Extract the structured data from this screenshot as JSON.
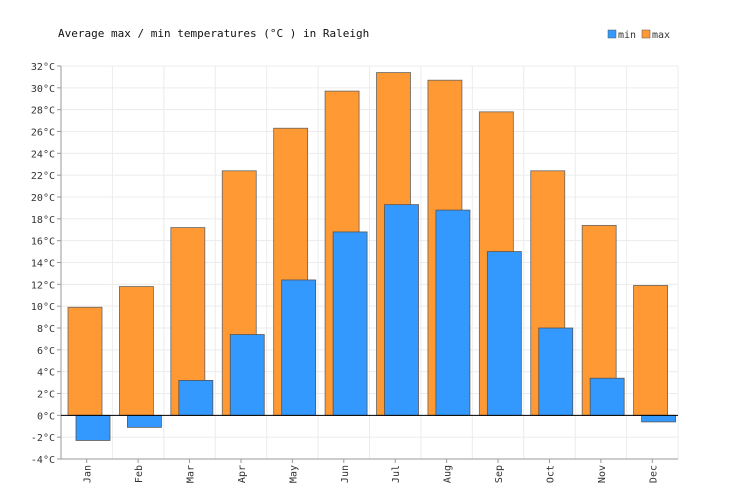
{
  "chart_data": {
    "type": "bar",
    "title": "Average max / min temperatures (°C ) in Raleigh",
    "xlabel": "",
    "ylabel": "",
    "categories": [
      "Jan",
      "Feb",
      "Mar",
      "Apr",
      "May",
      "Jun",
      "Jul",
      "Aug",
      "Sep",
      "Oct",
      "Nov",
      "Dec"
    ],
    "series": [
      {
        "name": "max",
        "color": "#ff9933",
        "values": [
          9.9,
          11.8,
          17.2,
          22.4,
          26.3,
          29.7,
          31.4,
          30.7,
          27.8,
          22.4,
          17.4,
          11.9
        ]
      },
      {
        "name": "min",
        "color": "#3399ff",
        "values": [
          -2.3,
          -1.1,
          3.2,
          7.4,
          12.4,
          16.8,
          19.3,
          18.8,
          15.0,
          8.0,
          3.4,
          -0.6
        ]
      }
    ],
    "ylim": [
      -4,
      32
    ],
    "yticks": [
      "-4°C",
      "-2°C",
      "0°C",
      "2°C",
      "4°C",
      "6°C",
      "8°C",
      "10°C",
      "12°C",
      "14°C",
      "16°C",
      "18°C",
      "20°C",
      "22°C",
      "24°C",
      "26°C",
      "28°C",
      "30°C",
      "32°C"
    ],
    "grid": true,
    "legend": {
      "position": "top-right",
      "items": [
        "min",
        "max"
      ]
    }
  }
}
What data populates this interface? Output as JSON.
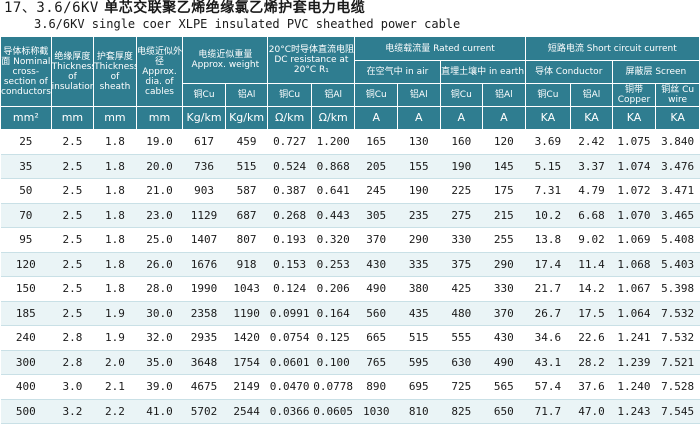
{
  "title": {
    "number": "17、3.6/6KV",
    "text": "单芯交联聚乙烯绝缘氯乙烯护套电力电缆"
  },
  "subtitle": "3.6/6KV  single coer XLPE insulated PVC sheathed power cable",
  "header": {
    "col1": "导体标称截面 Nominal cross-section of conductors",
    "col2": "绝缘厚度 Thickness of insulation",
    "col3": "护套厚度 Thickness of sheath",
    "col4": "电缆近似外径 Approx. dia. of cables",
    "weight_group": "电缆近似重量 Approx. weight",
    "weight_cu": "铜Cu",
    "weight_al": "铝Al",
    "resist_group": "20°C时导体直流电阻 DC resistance at 20°C R₁",
    "resist_cu": "铜Cu",
    "resist_al": "铝Al",
    "current_group": "电缆载流量 Rated current",
    "air_group": "在空气中 in air",
    "earth_group": "直埋土壤中 in earth",
    "air_cu": "铜Cu",
    "air_al": "铝Al",
    "earth_cu": "铜Cu",
    "earth_al": "铝Al",
    "short_group": "短路电流 Short circuit current",
    "short_cond": "导体 Conductor",
    "short_screen": "屏蔽层 Screen",
    "short_cond_cu": "铜Cu",
    "short_cond_al": "铝Al",
    "short_screen_cu": "铜带 Copper",
    "short_screen_wire": "铜丝 Cu wire"
  },
  "units": [
    "mm²",
    "mm",
    "mm",
    "mm",
    "Kg/km",
    "Kg/km",
    "Ω/km",
    "Ω/km",
    "A",
    "A",
    "A",
    "A",
    "KA",
    "KA",
    "KA",
    "KA"
  ],
  "rows": [
    [
      "25",
      "2.5",
      "1.8",
      "19.0",
      "617",
      "459",
      "0.727",
      "1.200",
      "165",
      "130",
      "160",
      "120",
      "3.69",
      "2.42",
      "1.075",
      "3.840"
    ],
    [
      "35",
      "2.5",
      "1.8",
      "20.0",
      "736",
      "515",
      "0.524",
      "0.868",
      "205",
      "155",
      "190",
      "145",
      "5.15",
      "3.37",
      "1.074",
      "3.476"
    ],
    [
      "50",
      "2.5",
      "1.8",
      "21.0",
      "903",
      "587",
      "0.387",
      "0.641",
      "245",
      "190",
      "225",
      "175",
      "7.31",
      "4.79",
      "1.072",
      "3.471"
    ],
    [
      "70",
      "2.5",
      "1.8",
      "23.0",
      "1129",
      "687",
      "0.268",
      "0.443",
      "305",
      "235",
      "275",
      "215",
      "10.2",
      "6.68",
      "1.070",
      "3.465"
    ],
    [
      "95",
      "2.5",
      "1.8",
      "25.0",
      "1407",
      "807",
      "0.193",
      "0.320",
      "370",
      "290",
      "330",
      "255",
      "13.8",
      "9.02",
      "1.069",
      "5.408"
    ],
    [
      "120",
      "2.5",
      "1.8",
      "26.0",
      "1676",
      "918",
      "0.153",
      "0.253",
      "430",
      "335",
      "375",
      "290",
      "17.4",
      "11.4",
      "1.068",
      "5.403"
    ],
    [
      "150",
      "2.5",
      "1.8",
      "28.0",
      "1990",
      "1043",
      "0.124",
      "0.206",
      "490",
      "380",
      "425",
      "330",
      "21.7",
      "14.2",
      "1.067",
      "5.398"
    ],
    [
      "185",
      "2.5",
      "1.9",
      "30.0",
      "2358",
      "1190",
      "0.0991",
      "0.164",
      "560",
      "435",
      "480",
      "370",
      "26.7",
      "17.5",
      "1.064",
      "7.532"
    ],
    [
      "240",
      "2.8",
      "1.9",
      "32.0",
      "2935",
      "1420",
      "0.0754",
      "0.125",
      "665",
      "515",
      "555",
      "430",
      "34.6",
      "22.6",
      "1.241",
      "7.532"
    ],
    [
      "300",
      "2.8",
      "2.0",
      "35.0",
      "3648",
      "1754",
      "0.0601",
      "0.100",
      "765",
      "595",
      "630",
      "490",
      "43.1",
      "28.2",
      "1.239",
      "7.521"
    ],
    [
      "400",
      "3.0",
      "2.1",
      "39.0",
      "4675",
      "2149",
      "0.0470",
      "0.0778",
      "890",
      "695",
      "725",
      "565",
      "57.4",
      "37.6",
      "1.240",
      "7.528"
    ],
    [
      "500",
      "3.2",
      "2.2",
      "41.0",
      "5702",
      "2544",
      "0.0366",
      "0.0605",
      "1030",
      "810",
      "825",
      "650",
      "71.7",
      "47.0",
      "1.243",
      "7.545"
    ]
  ]
}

____

> [Exercise] Return the full material word for word. Do not include the pictures.

> [Written solution]
Extract the structured data from this screenshot as JSON.
{
  "chart_data": {
    "type": "bar",
    "title": "Average max / min temperatures (°C ) in Raleigh",
    "xlabel": "",
    "ylabel": "",
    "categories": [
      "Jan",
      "Feb",
      "Mar",
      "Apr",
      "May",
      "Jun",
      "Jul",
      "Aug",
      "Sep",
      "Oct",
      "Nov",
      "Dec"
    ],
    "series": [
      {
        "name": "max",
        "color": "#ff9933",
        "values": [
          9.9,
          11.8,
          17.2,
          22.4,
          26.3,
          29.7,
          31.4,
          30.7,
          27.8,
          22.4,
          17.4,
          11.9
        ]
      },
      {
        "name": "min",
        "color": "#3399ff",
        "values": [
          -2.3,
          -1.1,
          3.2,
          7.4,
          12.4,
          16.8,
          19.3,
          18.8,
          15.0,
          8.0,
          3.4,
          -0.6
        ]
      }
    ],
    "ylim": [
      -4,
      32
    ],
    "yticks": [
      "-4°C",
      "-2°C",
      "0°C",
      "2°C",
      "4°C",
      "6°C",
      "8°C",
      "10°C",
      "12°C",
      "14°C",
      "16°C",
      "18°C",
      "20°C",
      "22°C",
      "24°C",
      "26°C",
      "28°C",
      "30°C",
      "32°C"
    ],
    "grid": true,
    "legend": {
      "position": "top-right",
      "items": [
        "min",
        "max"
      ]
    }
  }
}
What data populates this interface? Output as JSON.
{
  "title": {
    "number": "17、3.6/6KV",
    "text": "单芯交联聚乙烯绝缘氯乙烯护套电力电缆"
  },
  "subtitle": "3.6/6KV  single coer XLPE insulated PVC sheathed power cable",
  "header": {
    "col1": "导体标称截面 Nominal cross-section of conductors",
    "col2": "绝缘厚度 Thickness of insulation",
    "col3": "护套厚度 Thickness of sheath",
    "col4": "电缆近似外径 Approx. dia. of cables",
    "weight_group": "电缆近似重量 Approx. weight",
    "weight_cu": "铜Cu",
    "weight_al": "铝Al",
    "resist_group": "20°C时导体直流电阻 DC resistance at 20°C R₁",
    "resist_cu": "铜Cu",
    "resist_al": "铝Al",
    "current_group": "电缆载流量 Rated current",
    "air_group": "在空气中 in air",
    "earth_group": "直埋土壤中 in earth",
    "air_cu": "铜Cu",
    "air_al": "铝Al",
    "earth_cu": "铜Cu",
    "earth_al": "铝Al",
    "short_group": "短路电流 Short circuit current",
    "short_cond": "导体 Conductor",
    "short_screen": "屏蔽层 Screen",
    "short_cond_cu": "铜Cu",
    "short_cond_al": "铝Al",
    "short_screen_cu": "铜带 Copper",
    "short_screen_wire": "铜丝 Cu wire"
  },
  "units": [
    "mm²",
    "mm",
    "mm",
    "mm",
    "Kg/km",
    "Kg/km",
    "Ω/km",
    "Ω/km",
    "A",
    "A",
    "A",
    "A",
    "KA",
    "KA",
    "KA",
    "KA"
  ],
  "rows": [
    [
      "25",
      "2.5",
      "1.8",
      "19.0",
      "617",
      "459",
      "0.727",
      "1.200",
      "165",
      "130",
      "160",
      "120",
      "3.69",
      "2.42",
      "1.075",
      "3.840"
    ],
    [
      "35",
      "2.5",
      "1.8",
      "20.0",
      "736",
      "515",
      "0.524",
      "0.868",
      "205",
      "155",
      "190",
      "145",
      "5.15",
      "3.37",
      "1.074",
      "3.476"
    ],
    [
      "50",
      "2.5",
      "1.8",
      "21.0",
      "903",
      "587",
      "0.387",
      "0.641",
      "245",
      "190",
      "225",
      "175",
      "7.31",
      "4.79",
      "1.072",
      "3.471"
    ],
    [
      "70",
      "2.5",
      "1.8",
      "23.0",
      "1129",
      "687",
      "0.268",
      "0.443",
      "305",
      "235",
      "275",
      "215",
      "10.2",
      "6.68",
      "1.070",
      "3.465"
    ],
    [
      "95",
      "2.5",
      "1.8",
      "25.0",
      "1407",
      "807",
      "0.193",
      "0.320",
      "370",
      "290",
      "330",
      "255",
      "13.8",
      "9.02",
      "1.069",
      "5.408"
    ],
    [
      "120",
      "2.5",
      "1.8",
      "26.0",
      "1676",
      "918",
      "0.153",
      "0.253",
      "430",
      "335",
      "375",
      "290",
      "17.4",
      "11.4",
      "1.068",
      "5.403"
    ],
    [
      "150",
      "2.5",
      "1.8",
      "28.0",
      "1990",
      "1043",
      "0.124",
      "0.206",
      "490",
      "380",
      "425",
      "330",
      "21.7",
      "14.2",
      "1.067",
      "5.398"
    ],
    [
      "185",
      "2.5",
      "1.9",
      "30.0",
      "2358",
      "1190",
      "0.0991",
      "0.164",
      "560",
      "435",
      "480",
      "370",
      "26.7",
      "17.5",
      "1.064",
      "7.532"
    ],
    [
      "240",
      "2.8",
      "1.9",
      "32.0",
      "2935",
      "1420",
      "0.0754",
      "0.125",
      "665",
      "515",
      "555",
      "430",
      "34.6",
      "22.6",
      "1.241",
      "7.532"
    ],
    [
      "300",
      "2.8",
      "2.0",
      "35.0",
      "3648",
      "1754",
      "0.0601",
      "0.100",
      "765",
      "595",
      "630",
      "490",
      "43.1",
      "28.2",
      "1.239",
      "7.521"
    ],
    [
      "400",
      "3.0",
      "2.1",
      "39.0",
      "4675",
      "2149",
      "0.0470",
      "0.0778",
      "890",
      "695",
      "725",
      "565",
      "57.4",
      "37.6",
      "1.240",
      "7.528"
    ],
    [
      "500",
      "3.2",
      "2.2",
      "41.0",
      "5702",
      "2544",
      "0.0366",
      "0.0605",
      "1030",
      "810",
      "825",
      "650",
      "71.7",
      "47.0",
      "1.243",
      "7.545"
    ]
  ]
}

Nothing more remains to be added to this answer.